● **AIM**:
In the entries below, find every line holding the string "image" and collect it.

____

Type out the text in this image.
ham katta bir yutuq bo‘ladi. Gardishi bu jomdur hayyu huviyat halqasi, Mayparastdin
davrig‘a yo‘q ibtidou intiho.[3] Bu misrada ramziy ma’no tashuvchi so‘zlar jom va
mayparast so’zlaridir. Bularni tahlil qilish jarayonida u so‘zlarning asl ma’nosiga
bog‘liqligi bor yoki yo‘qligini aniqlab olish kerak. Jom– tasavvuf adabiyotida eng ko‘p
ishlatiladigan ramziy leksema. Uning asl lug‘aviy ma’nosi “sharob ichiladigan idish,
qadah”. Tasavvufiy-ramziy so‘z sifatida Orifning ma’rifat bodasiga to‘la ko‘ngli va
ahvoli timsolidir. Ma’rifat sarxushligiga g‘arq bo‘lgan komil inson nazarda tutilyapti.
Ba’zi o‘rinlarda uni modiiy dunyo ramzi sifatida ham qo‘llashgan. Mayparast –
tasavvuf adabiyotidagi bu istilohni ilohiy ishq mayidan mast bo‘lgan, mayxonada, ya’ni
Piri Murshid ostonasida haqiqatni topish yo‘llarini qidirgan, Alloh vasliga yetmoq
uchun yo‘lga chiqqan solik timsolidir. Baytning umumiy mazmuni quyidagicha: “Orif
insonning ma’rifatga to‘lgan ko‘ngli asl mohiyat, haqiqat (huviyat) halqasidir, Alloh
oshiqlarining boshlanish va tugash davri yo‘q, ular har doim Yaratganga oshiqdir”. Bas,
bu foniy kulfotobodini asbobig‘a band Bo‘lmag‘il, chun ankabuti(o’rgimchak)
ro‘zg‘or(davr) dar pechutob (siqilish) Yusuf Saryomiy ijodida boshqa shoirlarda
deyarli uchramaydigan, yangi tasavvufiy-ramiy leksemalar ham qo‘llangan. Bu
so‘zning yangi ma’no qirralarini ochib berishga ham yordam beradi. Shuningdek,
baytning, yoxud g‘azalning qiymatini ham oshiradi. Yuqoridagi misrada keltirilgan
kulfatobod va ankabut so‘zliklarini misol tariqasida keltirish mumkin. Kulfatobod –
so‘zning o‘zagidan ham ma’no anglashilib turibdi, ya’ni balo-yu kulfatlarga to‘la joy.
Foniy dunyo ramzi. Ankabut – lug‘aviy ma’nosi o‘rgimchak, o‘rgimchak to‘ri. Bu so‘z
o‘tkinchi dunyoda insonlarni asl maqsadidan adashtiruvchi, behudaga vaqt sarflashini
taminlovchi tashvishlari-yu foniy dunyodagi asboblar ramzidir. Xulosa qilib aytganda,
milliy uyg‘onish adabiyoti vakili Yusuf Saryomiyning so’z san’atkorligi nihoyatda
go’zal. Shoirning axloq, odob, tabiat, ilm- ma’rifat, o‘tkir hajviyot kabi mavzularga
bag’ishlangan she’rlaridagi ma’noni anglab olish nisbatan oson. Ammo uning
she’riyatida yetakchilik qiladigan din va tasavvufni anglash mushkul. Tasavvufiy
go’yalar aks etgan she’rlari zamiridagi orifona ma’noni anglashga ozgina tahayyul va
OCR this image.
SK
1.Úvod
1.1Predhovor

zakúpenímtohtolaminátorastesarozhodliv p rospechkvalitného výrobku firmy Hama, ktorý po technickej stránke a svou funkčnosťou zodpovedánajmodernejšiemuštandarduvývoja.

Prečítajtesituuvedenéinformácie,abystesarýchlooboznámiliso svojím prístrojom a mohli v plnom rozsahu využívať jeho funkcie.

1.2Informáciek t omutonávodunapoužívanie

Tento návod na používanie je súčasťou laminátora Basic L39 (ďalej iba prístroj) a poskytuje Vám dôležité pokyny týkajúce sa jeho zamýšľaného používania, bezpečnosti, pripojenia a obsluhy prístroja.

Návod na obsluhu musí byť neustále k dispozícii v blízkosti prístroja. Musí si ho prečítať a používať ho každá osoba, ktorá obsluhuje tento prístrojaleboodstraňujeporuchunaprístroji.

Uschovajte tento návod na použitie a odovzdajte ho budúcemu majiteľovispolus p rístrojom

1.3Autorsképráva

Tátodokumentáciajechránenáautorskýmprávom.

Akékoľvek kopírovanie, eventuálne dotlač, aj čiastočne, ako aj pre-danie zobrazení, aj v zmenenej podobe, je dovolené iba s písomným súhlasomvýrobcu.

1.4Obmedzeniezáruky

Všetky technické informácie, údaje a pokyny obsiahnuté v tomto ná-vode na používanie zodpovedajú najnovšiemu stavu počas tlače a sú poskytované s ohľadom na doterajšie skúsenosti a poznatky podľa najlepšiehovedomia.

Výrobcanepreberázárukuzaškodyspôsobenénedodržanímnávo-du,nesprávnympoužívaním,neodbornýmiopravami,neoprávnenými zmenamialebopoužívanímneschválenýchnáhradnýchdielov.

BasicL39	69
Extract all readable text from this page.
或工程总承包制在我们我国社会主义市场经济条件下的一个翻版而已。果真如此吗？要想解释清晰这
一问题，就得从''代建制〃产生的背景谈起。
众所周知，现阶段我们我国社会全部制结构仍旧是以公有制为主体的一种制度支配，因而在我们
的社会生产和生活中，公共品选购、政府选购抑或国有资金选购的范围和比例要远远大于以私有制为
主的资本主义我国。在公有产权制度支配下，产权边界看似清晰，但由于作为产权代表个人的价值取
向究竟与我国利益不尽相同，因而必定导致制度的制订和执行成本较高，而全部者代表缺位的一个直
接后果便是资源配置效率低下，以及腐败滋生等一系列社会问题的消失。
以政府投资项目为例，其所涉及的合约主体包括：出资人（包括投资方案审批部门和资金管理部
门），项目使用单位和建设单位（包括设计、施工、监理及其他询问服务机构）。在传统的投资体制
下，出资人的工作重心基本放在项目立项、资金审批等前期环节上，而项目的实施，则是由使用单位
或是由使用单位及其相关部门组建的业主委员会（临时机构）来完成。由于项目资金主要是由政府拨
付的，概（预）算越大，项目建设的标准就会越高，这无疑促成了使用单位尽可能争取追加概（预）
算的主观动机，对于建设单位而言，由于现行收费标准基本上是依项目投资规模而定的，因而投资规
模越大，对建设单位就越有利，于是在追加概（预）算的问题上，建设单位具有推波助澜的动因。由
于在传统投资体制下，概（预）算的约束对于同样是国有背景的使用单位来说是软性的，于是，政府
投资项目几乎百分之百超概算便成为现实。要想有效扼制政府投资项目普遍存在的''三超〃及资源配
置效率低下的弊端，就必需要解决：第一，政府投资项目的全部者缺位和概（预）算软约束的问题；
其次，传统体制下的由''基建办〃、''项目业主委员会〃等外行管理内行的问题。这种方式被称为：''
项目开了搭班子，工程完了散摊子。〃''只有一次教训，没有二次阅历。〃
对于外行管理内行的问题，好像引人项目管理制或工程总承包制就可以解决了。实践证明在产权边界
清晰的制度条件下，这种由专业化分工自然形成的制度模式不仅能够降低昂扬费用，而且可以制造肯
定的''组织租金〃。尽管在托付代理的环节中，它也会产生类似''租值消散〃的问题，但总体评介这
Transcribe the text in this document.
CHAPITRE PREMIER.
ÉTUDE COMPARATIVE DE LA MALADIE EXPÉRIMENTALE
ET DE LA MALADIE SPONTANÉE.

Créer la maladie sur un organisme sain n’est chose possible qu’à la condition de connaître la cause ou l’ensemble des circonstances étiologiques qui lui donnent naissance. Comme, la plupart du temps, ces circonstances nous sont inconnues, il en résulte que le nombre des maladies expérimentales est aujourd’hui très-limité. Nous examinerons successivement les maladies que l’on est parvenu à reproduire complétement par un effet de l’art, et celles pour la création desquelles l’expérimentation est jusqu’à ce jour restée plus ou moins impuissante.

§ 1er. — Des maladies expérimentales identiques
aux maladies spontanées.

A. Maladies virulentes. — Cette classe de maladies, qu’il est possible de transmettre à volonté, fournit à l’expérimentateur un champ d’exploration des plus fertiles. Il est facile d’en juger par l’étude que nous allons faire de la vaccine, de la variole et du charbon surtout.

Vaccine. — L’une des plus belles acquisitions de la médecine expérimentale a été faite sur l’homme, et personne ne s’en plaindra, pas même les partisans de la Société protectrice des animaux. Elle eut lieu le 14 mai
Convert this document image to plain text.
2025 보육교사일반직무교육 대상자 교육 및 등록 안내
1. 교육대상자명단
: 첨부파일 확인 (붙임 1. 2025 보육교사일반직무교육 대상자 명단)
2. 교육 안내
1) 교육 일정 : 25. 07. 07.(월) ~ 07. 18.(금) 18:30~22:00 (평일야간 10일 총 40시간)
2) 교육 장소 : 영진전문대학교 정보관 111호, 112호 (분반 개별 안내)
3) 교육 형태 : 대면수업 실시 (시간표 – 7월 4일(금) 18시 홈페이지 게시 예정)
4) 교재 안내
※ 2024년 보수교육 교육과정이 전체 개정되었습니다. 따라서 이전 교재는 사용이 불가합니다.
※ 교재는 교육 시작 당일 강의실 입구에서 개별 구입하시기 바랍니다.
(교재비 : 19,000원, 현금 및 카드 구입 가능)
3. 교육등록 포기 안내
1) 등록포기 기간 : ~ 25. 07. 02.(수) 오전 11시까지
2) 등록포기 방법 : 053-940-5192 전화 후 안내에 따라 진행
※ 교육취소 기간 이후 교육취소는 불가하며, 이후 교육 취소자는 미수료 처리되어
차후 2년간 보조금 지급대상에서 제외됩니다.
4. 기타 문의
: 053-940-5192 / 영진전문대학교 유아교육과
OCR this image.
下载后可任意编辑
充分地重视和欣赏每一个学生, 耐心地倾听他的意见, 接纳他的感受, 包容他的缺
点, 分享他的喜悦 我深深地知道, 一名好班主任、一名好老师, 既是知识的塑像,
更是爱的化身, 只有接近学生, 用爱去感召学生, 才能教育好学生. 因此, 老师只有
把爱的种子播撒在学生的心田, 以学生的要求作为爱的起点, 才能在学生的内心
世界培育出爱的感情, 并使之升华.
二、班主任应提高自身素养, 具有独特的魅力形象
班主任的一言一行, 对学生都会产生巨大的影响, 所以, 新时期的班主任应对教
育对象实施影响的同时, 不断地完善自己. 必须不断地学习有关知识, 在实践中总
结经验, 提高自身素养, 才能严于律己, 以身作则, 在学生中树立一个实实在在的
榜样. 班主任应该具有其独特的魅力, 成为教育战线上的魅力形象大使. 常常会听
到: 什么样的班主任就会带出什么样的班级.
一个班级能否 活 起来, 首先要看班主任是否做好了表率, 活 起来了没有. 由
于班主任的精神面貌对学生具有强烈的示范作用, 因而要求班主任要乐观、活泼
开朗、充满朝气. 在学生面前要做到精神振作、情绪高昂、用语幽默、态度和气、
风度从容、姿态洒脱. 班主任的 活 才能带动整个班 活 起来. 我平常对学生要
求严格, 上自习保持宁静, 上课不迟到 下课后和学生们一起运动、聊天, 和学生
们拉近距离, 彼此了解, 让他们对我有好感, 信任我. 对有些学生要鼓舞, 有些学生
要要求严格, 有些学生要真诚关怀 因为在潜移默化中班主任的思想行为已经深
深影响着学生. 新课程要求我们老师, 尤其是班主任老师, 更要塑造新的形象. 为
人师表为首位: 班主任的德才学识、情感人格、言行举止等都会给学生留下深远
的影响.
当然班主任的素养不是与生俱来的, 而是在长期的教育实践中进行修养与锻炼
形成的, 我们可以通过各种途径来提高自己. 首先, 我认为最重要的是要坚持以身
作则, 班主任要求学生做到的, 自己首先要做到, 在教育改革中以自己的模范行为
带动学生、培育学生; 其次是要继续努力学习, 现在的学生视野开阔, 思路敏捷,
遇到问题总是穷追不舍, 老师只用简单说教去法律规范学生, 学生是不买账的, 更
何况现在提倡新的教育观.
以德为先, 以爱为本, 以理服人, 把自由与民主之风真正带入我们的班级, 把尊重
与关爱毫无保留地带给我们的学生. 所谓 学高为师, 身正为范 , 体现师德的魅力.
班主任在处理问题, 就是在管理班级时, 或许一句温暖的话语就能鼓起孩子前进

____

● **FINISHED TASK**:
Type out the text in this image.
OCR this image.
Convert this document image to plain text.
OCR this image.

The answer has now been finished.